• _Task brief_:
Gather all lines with the word "Money" in them.

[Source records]
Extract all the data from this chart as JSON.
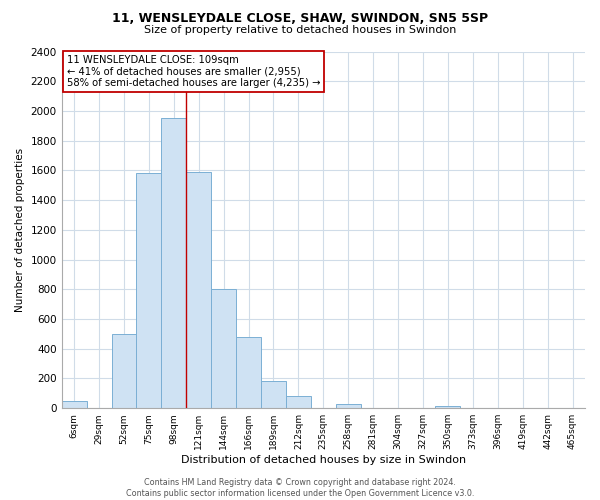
{
  "title_line1": "11, WENSLEYDALE CLOSE, SHAW, SWINDON, SN5 5SP",
  "title_line2": "Size of property relative to detached houses in Swindon",
  "xlabel": "Distribution of detached houses by size in Swindon",
  "ylabel": "Number of detached properties",
  "bar_labels": [
    "6sqm",
    "29sqm",
    "52sqm",
    "75sqm",
    "98sqm",
    "121sqm",
    "144sqm",
    "166sqm",
    "189sqm",
    "212sqm",
    "235sqm",
    "258sqm",
    "281sqm",
    "304sqm",
    "327sqm",
    "350sqm",
    "373sqm",
    "396sqm",
    "419sqm",
    "442sqm",
    "465sqm"
  ],
  "bar_values": [
    50,
    0,
    500,
    1580,
    1950,
    1590,
    800,
    480,
    185,
    80,
    0,
    25,
    0,
    0,
    0,
    18,
    0,
    0,
    0,
    0,
    0
  ],
  "bar_color": "#cfe2f3",
  "bar_edge_color": "#7bafd4",
  "vline_color": "#c00000",
  "vline_pos": 4.48,
  "ylim": [
    0,
    2400
  ],
  "yticks": [
    0,
    200,
    400,
    600,
    800,
    1000,
    1200,
    1400,
    1600,
    1800,
    2000,
    2200,
    2400
  ],
  "annotation_title": "11 WENSLEYDALE CLOSE: 109sqm",
  "annotation_line1": "← 41% of detached houses are smaller (2,955)",
  "annotation_line2": "58% of semi-detached houses are larger (4,235) →",
  "annotation_box_color": "#ffffff",
  "annotation_box_edge": "#c00000",
  "footer_line1": "Contains HM Land Registry data © Crown copyright and database right 2024.",
  "footer_line2": "Contains public sector information licensed under the Open Government Licence v3.0.",
  "bg_color": "#ffffff",
  "grid_color": "#d0dce8"
}
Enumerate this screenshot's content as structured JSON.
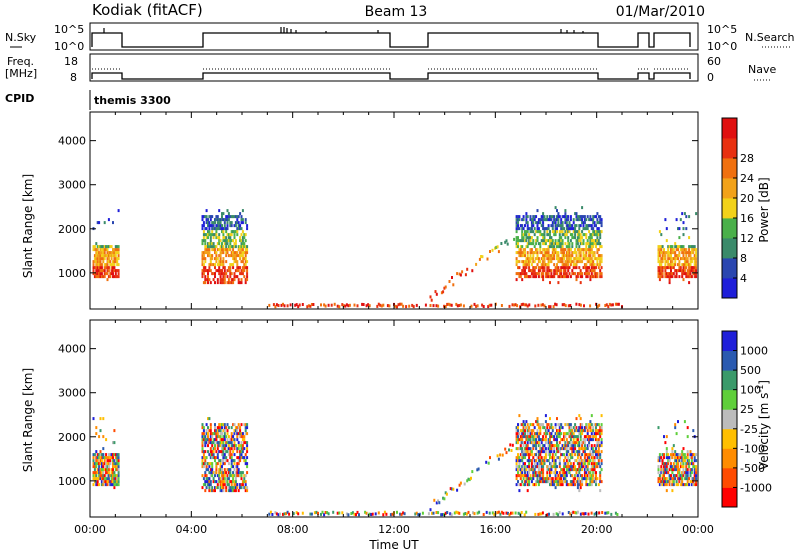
{
  "header": {
    "station": "Kodiak (fitACF)",
    "beam": "Beam 13",
    "date": "01/Mar/2010"
  },
  "strips": {
    "nsky_label": "N.Sky",
    "nsky_ticks": [
      "10^5",
      "10^0"
    ],
    "nsearch_label": "N.Search",
    "nsearch_ticks": [
      "10^5",
      "10^0"
    ],
    "freq_label_1": "Freq.",
    "freq_label_2": "[MHz]",
    "freq_ticks": [
      "18",
      "8"
    ],
    "nave_label": "Nave",
    "nave_ticks": [
      "60",
      "0"
    ],
    "cpid_label": "CPID",
    "cpid_value": "themis 3300"
  },
  "colors": {
    "power": [
      "#1f1fd9",
      "#2a46b0",
      "#3a8a6a",
      "#4ab04a",
      "#f2d21a",
      "#f2a21a",
      "#f0700f",
      "#e83010",
      "#e01010"
    ],
    "velocity": [
      "#ff0000",
      "#ff4b00",
      "#ff8c00",
      "#ffbf00",
      "#bcbcbc",
      "#5fcf3a",
      "#3a9a6a",
      "#2a5ab0",
      "#1f1fd9"
    ]
  },
  "chart_data": [
    {
      "type": "heatmap",
      "name": "power",
      "ylabel": "Slant Range [km]",
      "xlim_hours": [
        0,
        24
      ],
      "ylim_km": [
        180,
        4650
      ],
      "yticks": [
        "1000",
        "2000",
        "3000",
        "4000"
      ],
      "colorbar_label": "Power [dB]",
      "colorbar_ticks": [
        "4",
        "8",
        "12",
        "16",
        "20",
        "24",
        "28"
      ],
      "grid": false
    },
    {
      "type": "heatmap",
      "name": "velocity",
      "ylabel": "Slant Range [km]",
      "xlim_hours": [
        0,
        24
      ],
      "ylim_km": [
        180,
        4650
      ],
      "yticks": [
        "1000",
        "2000",
        "3000",
        "4000"
      ],
      "colorbar_label": "Velocity [m s",
      "colorbar_unit_sup": "-1",
      "colorbar_label_end": "]",
      "colorbar_ticks": [
        "1000",
        "500",
        "100",
        "25",
        "-25",
        "-100",
        "-500",
        "-1000"
      ],
      "grid": false
    }
  ],
  "xaxis": {
    "label": "Time UT",
    "ticks": [
      "00:00",
      "04:00",
      "08:00",
      "12:00",
      "16:00",
      "20:00",
      "00:00"
    ]
  }
}
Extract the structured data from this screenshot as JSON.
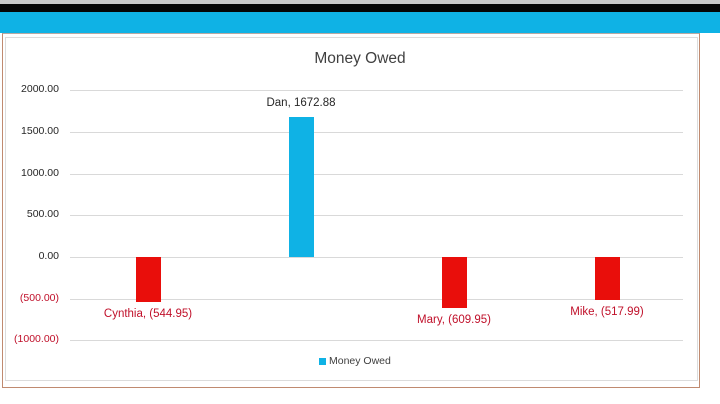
{
  "header": {
    "bar_color": "#0fb2e5"
  },
  "chart_data": {
    "type": "bar",
    "title": "Money Owed",
    "xlabel": "",
    "ylabel": "",
    "categories": [
      "Cynthia",
      "Dan",
      "Mary",
      "Mike"
    ],
    "series": [
      {
        "name": "Money Owed",
        "values": [
          -544.95,
          1672.88,
          -609.95,
          -517.99
        ]
      }
    ],
    "data_labels": [
      "Cynthia, (544.95)",
      "Dan, 1672.88",
      "Mary, (609.95)",
      "Mike, (517.99)"
    ],
    "ylim": [
      -1000,
      2000
    ],
    "yticks": [
      "2000.00",
      "1500.00",
      "1000.00",
      "500.00",
      "0.00",
      "(500.00)",
      "(1000.00)"
    ],
    "ytick_values": [
      2000,
      1500,
      1000,
      500,
      0,
      -500,
      -1000
    ],
    "grid": true,
    "legend": {
      "position": "bottom",
      "entries": [
        "Money Owed"
      ]
    },
    "colors": {
      "positive": "#0fb2e5",
      "negative": "#e90e0b",
      "negative_text": "#c0102a",
      "text": "#262626"
    }
  }
}
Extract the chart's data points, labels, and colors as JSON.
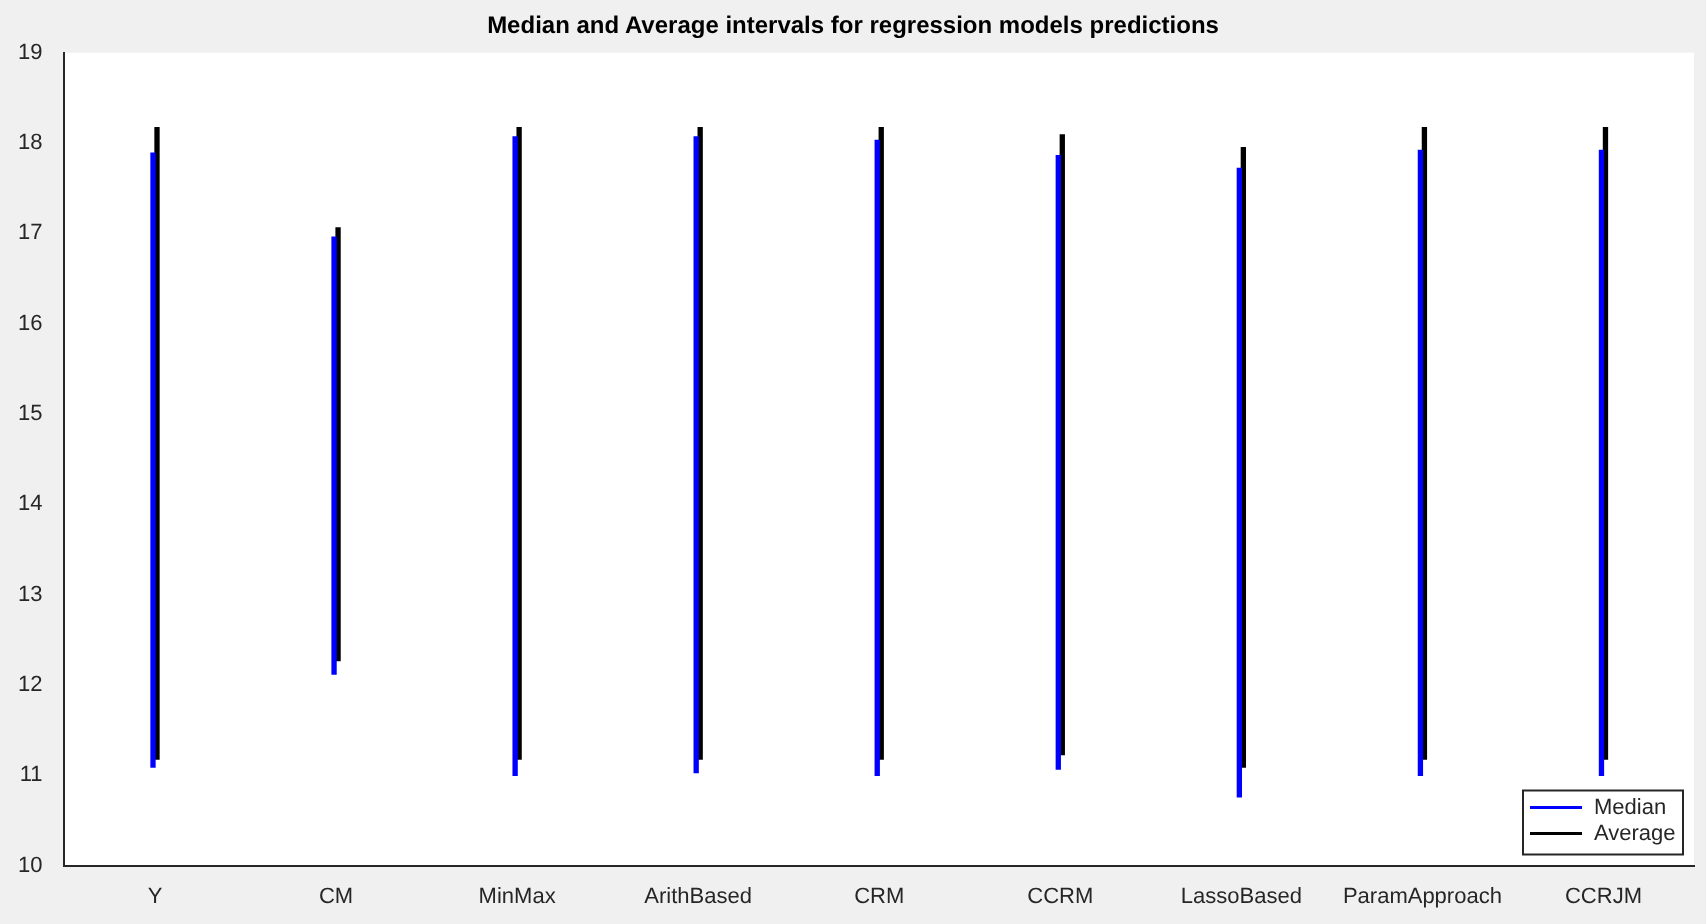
{
  "chart_data": {
    "type": "bar",
    "title": "Median and Average intervals for regression models predictions",
    "categories": [
      "Y",
      "CM",
      "MinMax",
      "ArithBased",
      "CRM",
      "CCRM",
      "LassoBased",
      "ParamApproach",
      "CCRJM"
    ],
    "series": [
      {
        "name": "Median",
        "color": "#0000ff",
        "base": [
          11.09,
          12.12,
          11.0,
          11.03,
          11.0,
          11.07,
          10.76,
          11.0,
          11.0
        ],
        "values": [
          6.8,
          4.84,
          7.07,
          7.04,
          7.03,
          6.79,
          6.96,
          6.92,
          6.92
        ]
      },
      {
        "name": "Average",
        "color": "#000000",
        "base": [
          11.18,
          12.27,
          11.18,
          11.18,
          11.18,
          11.23,
          11.09,
          11.18,
          11.18
        ],
        "values": [
          6.99,
          4.79,
          6.99,
          6.99,
          6.99,
          6.86,
          6.86,
          6.99,
          6.99
        ]
      }
    ],
    "ylim": [
      10,
      19
    ],
    "yticks": [
      10,
      11,
      12,
      13,
      14,
      15,
      16,
      17,
      18,
      19
    ],
    "grid": false,
    "legend": "bottom right"
  }
}
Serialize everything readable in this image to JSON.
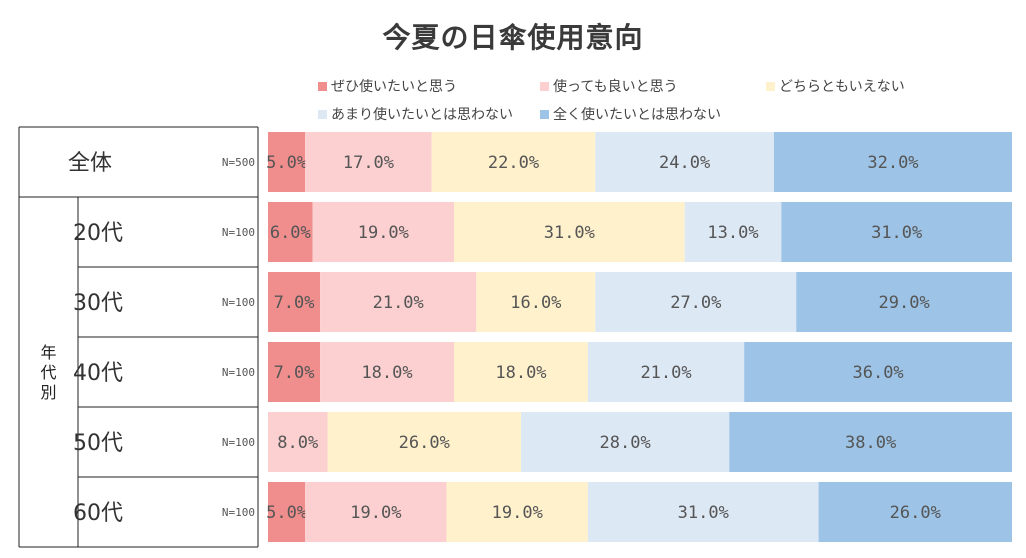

• _Complete answer_:
    "title": "Money Owed",
        "name": "Money Owed",
        "Money Owed"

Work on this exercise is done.